■ **Task description**
Reproduce the records. Keep every word exact and include no images.

■ **Excerpted data**
>>

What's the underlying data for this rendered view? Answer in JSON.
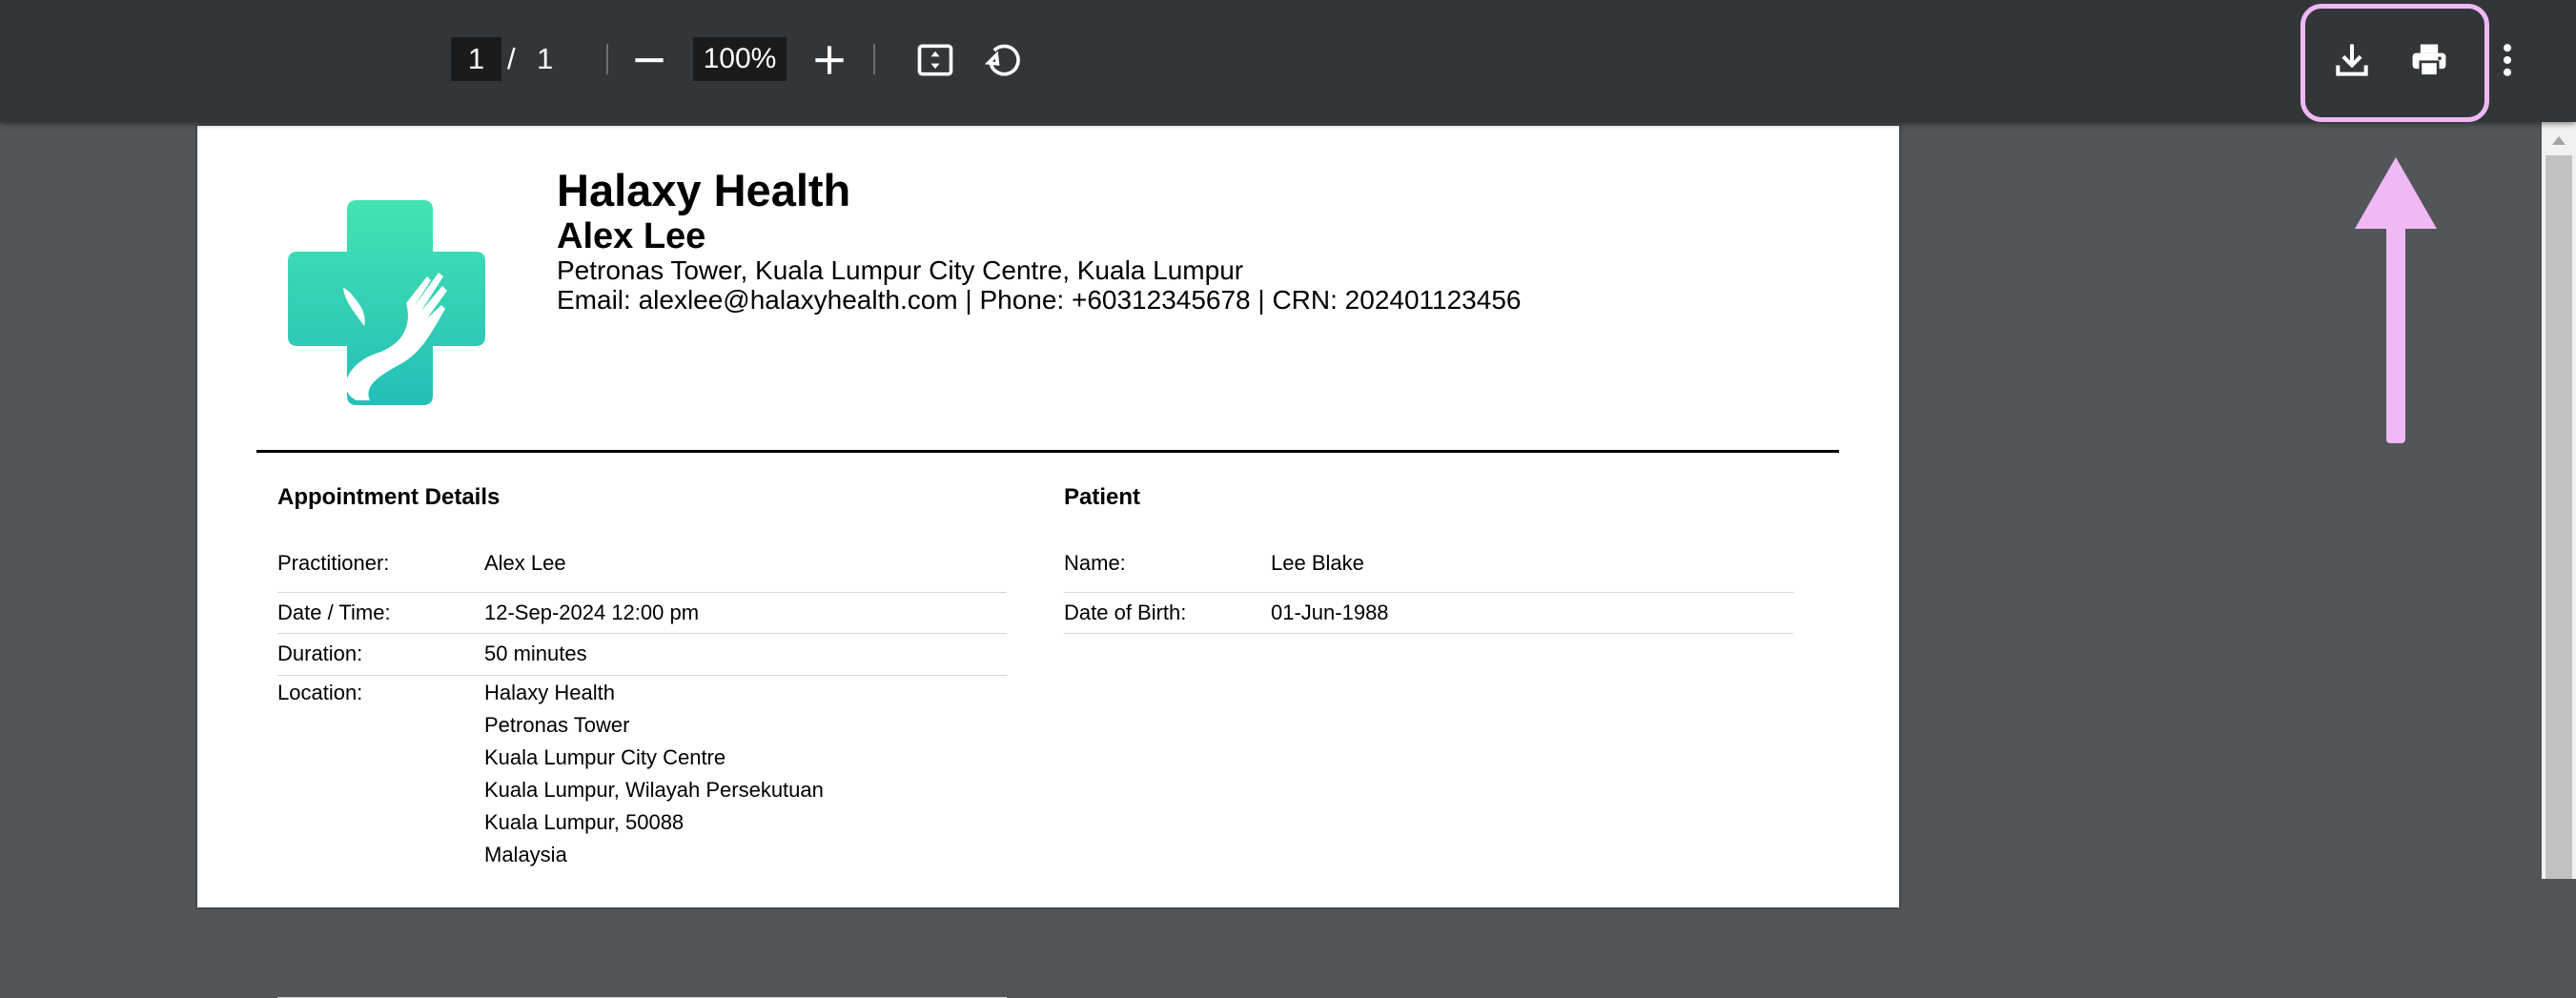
{
  "toolbar": {
    "current_page": "1",
    "page_separator": "/",
    "total_pages": "1",
    "zoom": "100%",
    "icons": [
      "minus-icon",
      "plus-icon",
      "fit-page-icon",
      "rotate-icon",
      "download-icon",
      "print-icon",
      "more-options-icon"
    ]
  },
  "annotation": {
    "highlight_color": "#f0b8f5"
  },
  "document": {
    "org_name": "Halaxy Health",
    "practitioner_name": "Alex Lee",
    "address": "Petronas Tower, Kuala Lumpur City Centre, Kuala Lumpur",
    "contact": "Email: alexlee@halaxyhealth.com | Phone: +60312345678 | CRN: 202401123456",
    "appointment": {
      "title": "Appointment Details",
      "rows": [
        {
          "label": "Practitioner:",
          "value": "Alex Lee"
        },
        {
          "label": "Date / Time:",
          "value": "12-Sep-2024 12:00 pm"
        },
        {
          "label": "Duration:",
          "value": "50 minutes"
        }
      ],
      "location_label": "Location:",
      "location_lines": [
        "Halaxy Health",
        "Petronas Tower",
        "Kuala Lumpur City Centre",
        "Kuala Lumpur, Wilayah Persekutuan",
        "Kuala Lumpur, 50088",
        "Malaysia"
      ]
    },
    "patient": {
      "title": "Patient",
      "rows": [
        {
          "label": "Name:",
          "value": "Lee Blake"
        },
        {
          "label": "Date of Birth:",
          "value": "01-Jun-1988"
        }
      ]
    }
  }
}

<<

■ **Output for this task**
What's the underlying data for this rendered view? Answer in JSON.
{
  "toolbar": {
    "current_page": "1",
    "page_separator": "/",
    "total_pages": "1",
    "zoom": "100%",
    "icons": [
      "minus-icon",
      "plus-icon",
      "fit-page-icon",
      "rotate-icon",
      "download-icon",
      "print-icon",
      "more-options-icon"
    ]
  },
  "annotation": {
    "highlight_color": "#f0b8f5"
  },
  "document": {
    "org_name": "Halaxy Health",
    "practitioner_name": "Alex Lee",
    "address": "Petronas Tower, Kuala Lumpur City Centre, Kuala Lumpur",
    "contact": "Email: alexlee@halaxyhealth.com | Phone: +60312345678 | CRN: 202401123456",
    "appointment": {
      "title": "Appointment Details",
      "rows": [
        {
          "label": "Practitioner:",
          "value": "Alex Lee"
        },
        {
          "label": "Date / Time:",
          "value": "12-Sep-2024 12:00 pm"
        },
        {
          "label": "Duration:",
          "value": "50 minutes"
        }
      ],
      "location_label": "Location:",
      "location_lines": [
        "Halaxy Health",
        "Petronas Tower",
        "Kuala Lumpur City Centre",
        "Kuala Lumpur, Wilayah Persekutuan",
        "Kuala Lumpur, 50088",
        "Malaysia"
      ]
    },
    "patient": {
      "title": "Patient",
      "rows": [
        {
          "label": "Name:",
          "value": "Lee Blake"
        },
        {
          "label": "Date of Birth:",
          "value": "01-Jun-1988"
        }
      ]
    }
  }
}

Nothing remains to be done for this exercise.